---------- Provided passage
[PATCH] D136811: -Wunsafe-buffer-usage: WIP: RFC: NFC: User documentation.

Thu Nov 3 14:05:51 PDT 2022

xazax.hun added inline comments.

================
Comment at: clang/docs/SafeBuffers.rst:31
+    convert large amounts of old code to conform to the warning;
+  - Attribute ``[[unsafe_buffer_usage]]`` lets you annotate custom functions as
+    unsafe, while providing a safe alternative that can often be suggested by
----------------
aaron.ballman wrote:
> xazax.hun wrote:
> > aaron.ballman wrote:
> > > Hmmmm that attribute name looks problematic (more below in that section).
> > With C++ modules gaining some momentum, I wonder if it would be possible/beneficial to be able to annotate module import/export declarations with this attribute to signal that the APIs and the content in a module was not yet hardened. 
> I think it makes sense on module export (the module author knows whether they are buffer-safe or not), but what do you have in mind for import where the user may not be in a position to make that assertion validly?
Wouldn't `only_safe_buffers` make sense on the import side to ensure that no unhardened code is being imported from a specific module?

================
Comment at: clang/docs/SafeBuffers.rst:40-41
+  - Finally, in order to avoid bugs in newly converted code, the
+    Clang static analyzer provides a checker to find misconstructed
+    ``std::span`` objects.
+
----------------
jkorous wrote:
> xazax.hun wrote:
> > Isn't this overly specific? What about `string_view`s? 
> This is based on our current plans for near future.
> While we are positive we will use `std::span` in the FixIts it is very unlikely we'd use `string_view`. That's why having a checker for `std::span` is more important for us now.
Does this mean you'd recommend using a `span<char>` over `string_view` in all cases? I think that might surprise some users, so I wonder if it is worth documenting. 

================
Comment at: clang/docs/SafeBuffers.rst:287-288
+
+The automatic fixit associated with the warning would transform this array
+into an ``std::array``:
+
----------------
jkorous wrote:
> xazax.hun wrote:
> > I anticipate that doing these fixits for multi-dimensional arrays will be confusing. Is that in scope?
--------------------
## Set problem 1
Answer these about the review thread on the safe-buffers documentation:
(a) Which attribute lets you annotate custom functions as unsafe?
(b) What does the Clang static analyzer checker find?
(c) What would the automatic fixit transform the array into?
## Set problem 2
Continue the review thread on the safe-buffers documentation, starting after its final comment.
---------- Material provided
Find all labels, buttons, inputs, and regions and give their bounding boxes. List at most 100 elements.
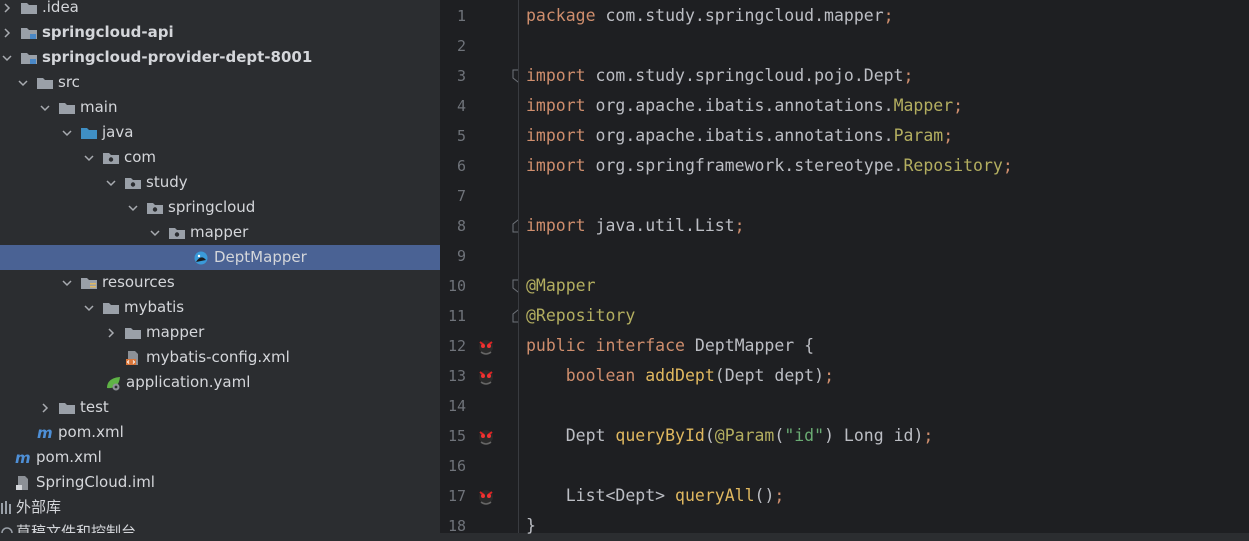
- chevron-down-icon[interactable]: [148, 226, 162, 240]
- tree-item-springcloud-api[interactable]: springcloud-api: [0, 20, 440, 45]
- tree-item-label: com: [124, 148, 157, 166]
- code-line-18: }: [526, 511, 536, 541]
- chevron-down-icon[interactable]: [126, 201, 140, 215]
- token-text: com.study.springcloud.pojo.Dept: [585, 66, 904, 85]
- code-editor[interactable]: package com.study.springcloud.mapper; im…: [519, 0, 1249, 535]
- mybatis-navigate-icon[interactable]: [475, 365, 497, 387]
- svg-text:m: m: [37, 425, 53, 441]
- maven-icon: m: [14, 450, 32, 466]
- token-text: org.apache.ibatis.annotations.: [585, 96, 894, 115]
- tree-item-label: springcloud-api: [42, 23, 174, 41]
- line-number: 15: [447, 427, 466, 445]
- code-line-11: @Repository: [526, 301, 635, 331]
- tree-item-label: pom.xml: [36, 448, 102, 466]
- chevron-down-icon[interactable]: [0, 51, 14, 65]
- token-method-name: addDept: [645, 366, 715, 385]
- project-tool-window: .idea springcloud-api springcloud-provid…: [0, 0, 440, 533]
- token-semicolon: ;: [1002, 156, 1013, 175]
- token-text: java.util.List: [585, 216, 735, 235]
- tree-item-java[interactable]: java: [0, 120, 440, 145]
- xml-file-icon: [124, 350, 142, 366]
- tree-item-external-libraries[interactable]: 外部库: [0, 495, 440, 520]
- tree-item-root-pom[interactable]: m pom.xml: [0, 445, 440, 470]
- chevron-down-icon[interactable]: [82, 301, 96, 315]
- chevron-right-icon[interactable]: [104, 326, 118, 340]
- token-semicolon: ;: [953, 96, 964, 115]
- code-line-15: Dept queryById(@Param("id") Long id);: [526, 421, 934, 451]
- tree-item-resources[interactable]: resources: [0, 270, 440, 295]
- tree-item-label: src: [58, 73, 80, 91]
- tree-item-deptmapper[interactable]: DeptMapper: [0, 245, 440, 270]
- token-keyword: package: [526, 6, 596, 25]
- chevron-right-icon[interactable]: [0, 1, 14, 15]
- folder-icon: [58, 400, 76, 416]
- tree-item-mapper-package[interactable]: mapper: [0, 220, 440, 245]
- line-number: 2: [456, 37, 466, 55]
- line-number: 3: [456, 67, 466, 85]
- tree-item-springcloud[interactable]: springcloud: [0, 195, 440, 220]
- token-keyword: import: [526, 156, 586, 175]
- tree-item-label: springcloud-provider-dept-8001: [42, 48, 313, 66]
- chevron-down-icon[interactable]: [16, 76, 30, 90]
- token-string: "id": [784, 426, 825, 445]
- line-number: 5: [456, 127, 466, 145]
- token-text: com.study.springcloud.mapper: [595, 6, 884, 25]
- tree-item-mybatis[interactable]: mybatis: [0, 295, 440, 320]
- scratch-icon: [0, 525, 14, 533]
- line-number: 12: [447, 337, 466, 355]
- token-annotation-class: Repository: [903, 156, 1003, 175]
- tree-item-application-yaml[interactable]: application.yaml: [0, 370, 440, 395]
- token-paren: (: [704, 426, 715, 445]
- token-paren: (: [774, 426, 785, 445]
- tree-item-springcloud-iml[interactable]: SpringCloud.iml: [0, 470, 440, 495]
- library-icon: [0, 500, 14, 516]
- chevron-right-icon[interactable]: [0, 26, 14, 40]
- tree-item-label: java: [102, 123, 134, 141]
- mybatis-navigate-icon[interactable]: [475, 425, 497, 447]
- chevron-down-icon[interactable]: [104, 176, 118, 190]
- line-number: 11: [447, 307, 466, 325]
- mybatis-navigate-icon[interactable]: [475, 335, 497, 357]
- chevron-down-icon[interactable]: [60, 126, 74, 140]
- line-number: 14: [447, 397, 466, 415]
- token-annotation: @Repository: [526, 306, 636, 325]
- package-icon: [168, 225, 186, 241]
- token-keyword: import: [526, 216, 586, 235]
- tree-item-scratches[interactable]: 草稿文件和控制台: [0, 520, 440, 533]
- tree-item-mybatis-config[interactable]: mybatis-config.xml: [0, 345, 440, 370]
- iml-file-icon: [14, 475, 32, 491]
- tree-item-label: test: [80, 398, 109, 416]
- tree-item-label: resources: [102, 273, 175, 291]
- package-icon: [124, 175, 142, 191]
- mybatis-navigate-icon[interactable]: [475, 485, 497, 507]
- tree-item-src[interactable]: src: [0, 70, 440, 95]
- code-line-13: boolean addDept(Dept dept);: [526, 361, 834, 391]
- line-number: 1: [456, 7, 466, 25]
- chevron-right-icon[interactable]: [38, 401, 52, 415]
- chevron-down-icon[interactable]: [60, 276, 74, 290]
- tree-item-com[interactable]: com: [0, 145, 440, 170]
- tree-item-study[interactable]: study: [0, 170, 440, 195]
- line-number: 8: [456, 217, 466, 235]
- line-number: 17: [447, 487, 466, 505]
- token-keyword: boolean: [565, 366, 636, 385]
- chevron-down-icon[interactable]: [82, 151, 96, 165]
- tree-item-mapper-folder[interactable]: mapper: [0, 320, 440, 345]
- tree-item-springcloud-provider-dept-8001[interactable]: springcloud-provider-dept-8001: [0, 45, 440, 70]
- token-keyword: import: [526, 66, 586, 85]
- chevron-down-icon[interactable]: [38, 101, 52, 115]
- tree-item-main[interactable]: main: [0, 95, 440, 120]
- token-annotation: @Mapper: [526, 276, 596, 295]
- tree-item-label: study: [146, 173, 188, 191]
- tree-item-label: .idea: [42, 0, 79, 16]
- folder-icon: [124, 325, 142, 341]
- tree-item-test[interactable]: test: [0, 395, 440, 420]
- code-line-10: @Mapper: [526, 271, 596, 301]
- package-icon: [102, 150, 120, 166]
- source-folder-icon: [80, 125, 98, 141]
- code-line-6: import org.springframework.stereotype.Re…: [526, 151, 1013, 181]
- token-keyword: import: [526, 126, 586, 145]
- folder-icon: [58, 100, 76, 116]
- tree-item-module-pom[interactable]: m pom.xml: [0, 420, 440, 445]
- tree-item-idea[interactable]: .idea: [0, 0, 440, 20]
--------------------
## Task result 1
(a) ``[[unsafe_buffer_usage]]``
(b) Misconstructed ``std::span`` objects.
(c) An ``std::array``.

## Task result 2
> Do you mean that the dimensions get reversed if we replace `int arr_3d[3][4][5]` with `array<array<array<int, 5>, 4>,  3> arr_3d_r`?
Yeah, I can imagine some people wanting bounds safety but having strong opinions about the reversed dimensions in their code. Moreover, if there are multi-dimensional array typedefs in the nesting, that can make things more complicated.

================
Comment at: clang/docs/SafeBuffers.rst:324-326
+and binary compatibility. In order to avoid that, the fix will provide
+a compatibility overload to preserve the old functionality. The updated code
+produced by the fixit will look like this:
----------------
jkorous wrote:
> xazax.hun wrote:
> > While this might be desirable for some projects, I can imagine other projects want to avoid generating the overload (just generate the fixes in one pass, and apply all of them in a second to avoid a "fixed" header render another TU invalid). But that would require fixits for the call sites. Do you plan to support those batch migration scenarios or is that out of scope?
> We currently don't have a machinery that would allow us to analyze the whole project at once.
> 
> Two passes are generally not enough - that number is something like number of unique functions in the deepest call-stack.
> 
> Part of our fixits is attributing functions as unsafe and application of such fixits can create new warnings in callers.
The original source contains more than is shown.